Job:
Copy out all the data, word for word.

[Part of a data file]

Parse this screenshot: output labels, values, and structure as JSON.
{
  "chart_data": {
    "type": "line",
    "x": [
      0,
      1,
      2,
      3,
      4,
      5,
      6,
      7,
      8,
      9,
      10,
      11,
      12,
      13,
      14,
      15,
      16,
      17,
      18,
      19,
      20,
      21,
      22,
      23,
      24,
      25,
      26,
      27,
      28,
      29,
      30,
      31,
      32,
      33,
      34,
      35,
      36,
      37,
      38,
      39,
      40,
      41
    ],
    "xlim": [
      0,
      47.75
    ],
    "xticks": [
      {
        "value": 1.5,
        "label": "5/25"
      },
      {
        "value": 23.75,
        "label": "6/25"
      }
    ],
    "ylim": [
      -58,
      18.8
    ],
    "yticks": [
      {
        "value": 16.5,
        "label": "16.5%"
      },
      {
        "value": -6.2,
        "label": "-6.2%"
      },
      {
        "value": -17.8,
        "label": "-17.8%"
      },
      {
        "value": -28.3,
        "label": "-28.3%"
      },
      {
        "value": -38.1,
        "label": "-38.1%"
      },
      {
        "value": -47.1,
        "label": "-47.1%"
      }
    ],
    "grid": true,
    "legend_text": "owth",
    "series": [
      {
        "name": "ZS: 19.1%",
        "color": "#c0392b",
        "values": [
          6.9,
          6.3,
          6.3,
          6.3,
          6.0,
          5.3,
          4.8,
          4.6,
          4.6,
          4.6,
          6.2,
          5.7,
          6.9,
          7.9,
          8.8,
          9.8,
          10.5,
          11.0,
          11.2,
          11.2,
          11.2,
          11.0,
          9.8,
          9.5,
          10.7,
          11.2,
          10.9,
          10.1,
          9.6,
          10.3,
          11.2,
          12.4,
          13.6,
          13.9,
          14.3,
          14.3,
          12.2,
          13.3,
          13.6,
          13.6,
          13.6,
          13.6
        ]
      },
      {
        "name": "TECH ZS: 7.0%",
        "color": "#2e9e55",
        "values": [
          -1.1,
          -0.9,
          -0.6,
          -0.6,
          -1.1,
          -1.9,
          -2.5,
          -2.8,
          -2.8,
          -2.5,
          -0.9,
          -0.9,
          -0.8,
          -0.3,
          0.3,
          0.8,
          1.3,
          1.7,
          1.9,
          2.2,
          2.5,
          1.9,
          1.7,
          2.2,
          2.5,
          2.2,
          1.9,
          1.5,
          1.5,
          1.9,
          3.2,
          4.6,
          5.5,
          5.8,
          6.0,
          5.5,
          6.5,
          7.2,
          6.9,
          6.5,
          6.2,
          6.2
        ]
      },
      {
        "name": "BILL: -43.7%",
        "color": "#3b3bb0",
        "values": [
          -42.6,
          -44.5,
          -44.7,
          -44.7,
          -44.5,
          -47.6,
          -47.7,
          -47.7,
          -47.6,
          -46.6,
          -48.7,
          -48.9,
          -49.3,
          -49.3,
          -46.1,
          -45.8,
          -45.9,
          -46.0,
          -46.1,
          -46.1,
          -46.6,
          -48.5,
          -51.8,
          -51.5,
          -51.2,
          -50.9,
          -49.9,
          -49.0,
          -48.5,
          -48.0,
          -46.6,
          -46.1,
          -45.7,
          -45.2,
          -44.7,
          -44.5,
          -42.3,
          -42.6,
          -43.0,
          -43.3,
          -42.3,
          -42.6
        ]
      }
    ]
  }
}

Output:
Parse this screenshot: output labels, values, and structure as JSON.
{
  "chart_data": {
    "type": "line",
    "x": [
      0,
      1,
      2,
      3,
      4,
      5,
      6,
      7,
      8,
      9,
      10,
      11,
      12,
      13,
      14,
      15,
      16,
      17,
      18,
      19,
      20,
      21,
      22,
      23,
      24,
      25,
      26,
      27,
      28,
      29,
      30,
      31,
      32,
      33,
      34,
      35,
      36,
      37,
      38,
      39,
      40,
      41
    ],
    "xlim": [
      0,
      47.75
    ],
    "xticks": [
      {
        "value": 1.5,
        "label": "5/25"
      },
      {
        "value": 23.75,
        "label": "6/25"
      }
    ],
    "ylim": [
      -58,
      18.8
    ],
    "yticks": [
      {
        "value": 16.5,
        "label": "16.5%"
      },
      {
        "value": -6.2,
        "label": "-6.2%"
      },
      {
        "value": -17.8,
        "label": "-17.8%"
      },
      {
        "value": -28.3,
        "label": "-28.3%"
      },
      {
        "value": -38.1,
        "label": "-38.1%"
      },
      {
        "value": -47.1,
        "label": "-47.1%"
      }
    ],
    "grid": true,
    "legend_text": "owth",
    "series": [
      {
        "name": "ZS: 19.1%",
        "color": "#c0392b",
        "values": [
          6.9,
          6.3,
          6.3,
          6.3,
          6.0,
          5.3,
          4.8,
          4.6,
          4.6,
          4.6,
          6.2,
          5.7,
          6.9,
          7.9,
          8.8,
          9.8,
          10.5,
          11.0,
          11.2,
          11.2,
          11.2,
          11.0,
          9.8,
          9.5,
          10.7,
          11.2,
          10.9,
          10.1,
          9.6,
          10.3,
          11.2,
          12.4,
          13.6,
          13.9,
          14.3,
          14.3,
          12.2,
          13.3,
          13.6,
          13.6,
          13.6,
          13.6
        ]
      },
      {
        "name": "TECH ZS: 7.0%",
        "color": "#2e9e55",
        "values": [
          -1.1,
          -0.9,
          -0.6,
          -0.6,
          -1.1,
          -1.9,
          -2.5,
          -2.8,
          -2.8,
          -2.5,
          -0.9,
          -0.9,
          -0.8,
          -0.3,
          0.3,
          0.8,
          1.3,
          1.7,
          1.9,
          2.2,
          2.5,
          1.9,
          1.7,
          2.2,
          2.5,
          2.2,
          1.9,
          1.5,
          1.5,
          1.9,
          3.2,
          4.6,
          5.5,
          5.8,
          6.0,
          5.5,
          6.5,
          7.2,
          6.9,
          6.5,
          6.2,
          6.2
        ]
      },
      {
        "name": "BILL: -43.7%",
        "color": "#3b3bb0",
        "values": [
          -42.6,
          -44.5,
          -44.7,
          -44.7,
          -44.5,
          -47.6,
          -47.7,
          -47.7,
          -47.6,
          -46.6,
          -48.7,
          -48.9,
          -49.3,
          -49.3,
          -46.1,
          -45.8,
          -45.9,
          -46.0,
          -46.1,
          -46.1,
          -46.6,
          -48.5,
          -51.8,
          -51.5,
          -51.2,
          -50.9,
          -49.9,
          -49.0,
          -48.5,
          -48.0,
          -46.6,
          -46.1,
          -45.7,
          -45.2,
          -44.7,
          -44.5,
          -42.3,
          -42.6,
          -43.0,
          -43.3,
          -42.3,
          -42.6
        ]
      }
    ]
  }
}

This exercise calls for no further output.